PROMPT 1. Present as a numbered list, omitting blank lines, the rows from the beginning of the records through the line containing "- pin-pc13[interactable]: PC13: [1106, 275, 1143, 297]", including both ends.

Based on our optimization of the analysis conditions for the selected compounds, a gradient mixture of distilled water (A) and acetonitrile (B) was used because was found to be the most suitable. On the other hand, although the use of an acid buffer generally improves the separation of compounds, our preliminary results using formic, acetic or phosphoric acid as additive showed that the resolution of the trans compounds (5, 7, 9, and 10) did not differ relative to the chromatograms obtained without buffer, and the peaks of the cis compounds were poorly resolved. The UV wavelength for analysis was optimized based on the UV absorbance of each compound, and 317 nm was selected as the optimal wavelength at which all seven compounds could be detected. For column selection, Triart C18 ExRS, which is a more hydrophobic resin than normal C18, was used to efficiently separate the polar compounds in the samples relatively quickly. Using the selected column, gradient elution with A/B = 85/15 to 80/20 (0–17 min), 80/20 (17–22 min), 80/20 to 74/26 (22–40 min), and 74/26 (40–45 min) at a flow rate of 1 mL/min and oven temperature at 40 °C successfully resolved all the standards without interference from the matrix. Under these conditions, the retention times of the seven standard peaks were 25.2 (6), 28.2 (8), 30.3 (5), 33.6 (7), 36.2 (9), 36.8 (11), and 39.7 (10) min (Fig. 2).

Stored dataset rows
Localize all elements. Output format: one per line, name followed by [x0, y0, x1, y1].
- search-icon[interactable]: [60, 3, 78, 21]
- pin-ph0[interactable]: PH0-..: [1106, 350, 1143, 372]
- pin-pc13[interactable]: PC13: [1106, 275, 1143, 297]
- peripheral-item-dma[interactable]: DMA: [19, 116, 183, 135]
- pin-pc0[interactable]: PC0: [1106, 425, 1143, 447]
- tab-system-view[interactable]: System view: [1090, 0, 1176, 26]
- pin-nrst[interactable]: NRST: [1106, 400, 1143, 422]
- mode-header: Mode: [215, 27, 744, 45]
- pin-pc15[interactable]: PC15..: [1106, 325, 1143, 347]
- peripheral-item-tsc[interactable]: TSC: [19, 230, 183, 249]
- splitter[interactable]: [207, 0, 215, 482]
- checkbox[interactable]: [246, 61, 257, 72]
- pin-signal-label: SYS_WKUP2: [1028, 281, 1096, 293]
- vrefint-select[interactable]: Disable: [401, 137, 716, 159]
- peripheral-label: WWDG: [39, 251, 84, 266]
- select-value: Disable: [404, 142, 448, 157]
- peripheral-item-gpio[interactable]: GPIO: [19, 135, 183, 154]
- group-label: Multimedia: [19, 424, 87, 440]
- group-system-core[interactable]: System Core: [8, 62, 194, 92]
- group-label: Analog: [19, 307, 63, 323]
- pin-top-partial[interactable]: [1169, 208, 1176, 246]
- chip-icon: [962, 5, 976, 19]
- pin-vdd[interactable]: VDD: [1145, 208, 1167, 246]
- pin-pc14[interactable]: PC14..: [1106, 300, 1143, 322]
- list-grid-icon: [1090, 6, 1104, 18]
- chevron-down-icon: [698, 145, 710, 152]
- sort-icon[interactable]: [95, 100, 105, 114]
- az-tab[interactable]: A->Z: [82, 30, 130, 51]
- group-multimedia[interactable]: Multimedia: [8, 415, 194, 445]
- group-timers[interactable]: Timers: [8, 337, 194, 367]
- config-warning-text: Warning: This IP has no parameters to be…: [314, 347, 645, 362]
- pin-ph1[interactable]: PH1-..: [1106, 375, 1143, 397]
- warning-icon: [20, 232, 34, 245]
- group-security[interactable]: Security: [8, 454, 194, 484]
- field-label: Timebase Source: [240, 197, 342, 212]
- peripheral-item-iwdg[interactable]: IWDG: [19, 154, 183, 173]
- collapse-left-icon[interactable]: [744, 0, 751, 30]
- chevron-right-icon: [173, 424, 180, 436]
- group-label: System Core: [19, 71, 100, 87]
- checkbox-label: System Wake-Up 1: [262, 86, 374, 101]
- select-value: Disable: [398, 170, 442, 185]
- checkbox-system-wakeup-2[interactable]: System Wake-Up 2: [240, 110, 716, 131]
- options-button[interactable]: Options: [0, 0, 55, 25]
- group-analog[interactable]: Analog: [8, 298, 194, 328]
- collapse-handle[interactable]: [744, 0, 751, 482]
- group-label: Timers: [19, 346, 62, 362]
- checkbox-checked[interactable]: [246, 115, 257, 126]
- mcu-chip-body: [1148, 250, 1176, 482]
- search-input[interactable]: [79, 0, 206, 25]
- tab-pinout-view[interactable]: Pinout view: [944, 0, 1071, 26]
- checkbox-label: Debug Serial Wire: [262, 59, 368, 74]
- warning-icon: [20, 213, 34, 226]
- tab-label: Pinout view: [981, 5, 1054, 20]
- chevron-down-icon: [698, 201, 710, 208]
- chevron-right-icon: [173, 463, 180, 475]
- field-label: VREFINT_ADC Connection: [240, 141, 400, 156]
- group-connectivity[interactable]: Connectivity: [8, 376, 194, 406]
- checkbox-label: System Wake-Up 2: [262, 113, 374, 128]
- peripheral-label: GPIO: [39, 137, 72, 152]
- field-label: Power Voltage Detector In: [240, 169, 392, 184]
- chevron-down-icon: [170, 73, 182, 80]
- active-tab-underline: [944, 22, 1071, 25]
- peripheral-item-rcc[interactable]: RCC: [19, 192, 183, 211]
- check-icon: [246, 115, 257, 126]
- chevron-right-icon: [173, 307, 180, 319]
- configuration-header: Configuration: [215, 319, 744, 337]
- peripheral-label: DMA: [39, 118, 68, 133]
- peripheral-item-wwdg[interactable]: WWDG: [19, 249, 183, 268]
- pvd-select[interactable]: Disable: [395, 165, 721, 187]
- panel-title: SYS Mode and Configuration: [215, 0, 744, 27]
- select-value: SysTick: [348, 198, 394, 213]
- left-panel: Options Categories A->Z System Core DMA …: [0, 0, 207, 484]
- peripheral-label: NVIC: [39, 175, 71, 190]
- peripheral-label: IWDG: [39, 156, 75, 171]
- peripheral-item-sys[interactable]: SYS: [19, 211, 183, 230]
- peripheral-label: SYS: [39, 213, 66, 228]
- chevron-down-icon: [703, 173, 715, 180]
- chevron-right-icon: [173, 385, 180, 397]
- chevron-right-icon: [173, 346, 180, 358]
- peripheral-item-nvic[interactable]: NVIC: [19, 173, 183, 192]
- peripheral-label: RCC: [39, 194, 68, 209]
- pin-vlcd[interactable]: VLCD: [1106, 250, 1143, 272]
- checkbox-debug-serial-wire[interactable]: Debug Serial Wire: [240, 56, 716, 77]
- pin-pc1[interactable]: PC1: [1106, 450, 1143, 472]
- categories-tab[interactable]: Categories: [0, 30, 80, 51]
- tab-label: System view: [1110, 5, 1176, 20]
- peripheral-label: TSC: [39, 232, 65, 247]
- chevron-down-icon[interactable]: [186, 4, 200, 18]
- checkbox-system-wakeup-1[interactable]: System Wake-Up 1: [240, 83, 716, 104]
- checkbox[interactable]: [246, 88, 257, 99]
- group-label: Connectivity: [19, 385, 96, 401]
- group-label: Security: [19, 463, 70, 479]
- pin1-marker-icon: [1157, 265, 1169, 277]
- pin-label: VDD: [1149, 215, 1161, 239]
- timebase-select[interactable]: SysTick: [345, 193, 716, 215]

PROMPT 2. In the passage on chromatographic analysis conditions, which UV wavelength was selected as optimal for detecting all seven compounds?

REPLY 1.
1. Localize all elements. Output format: one per line, name followed by [x0, y0, x1, y1].
2. - search-icon[interactable]: [60, 3, 78, 21]
3. - pin-ph0[interactable]: PH0-..: [1106, 350, 1143, 372]
4. - pin-pc13[interactable]: PC13: [1106, 275, 1143, 297]

REPLY 2. 317 nm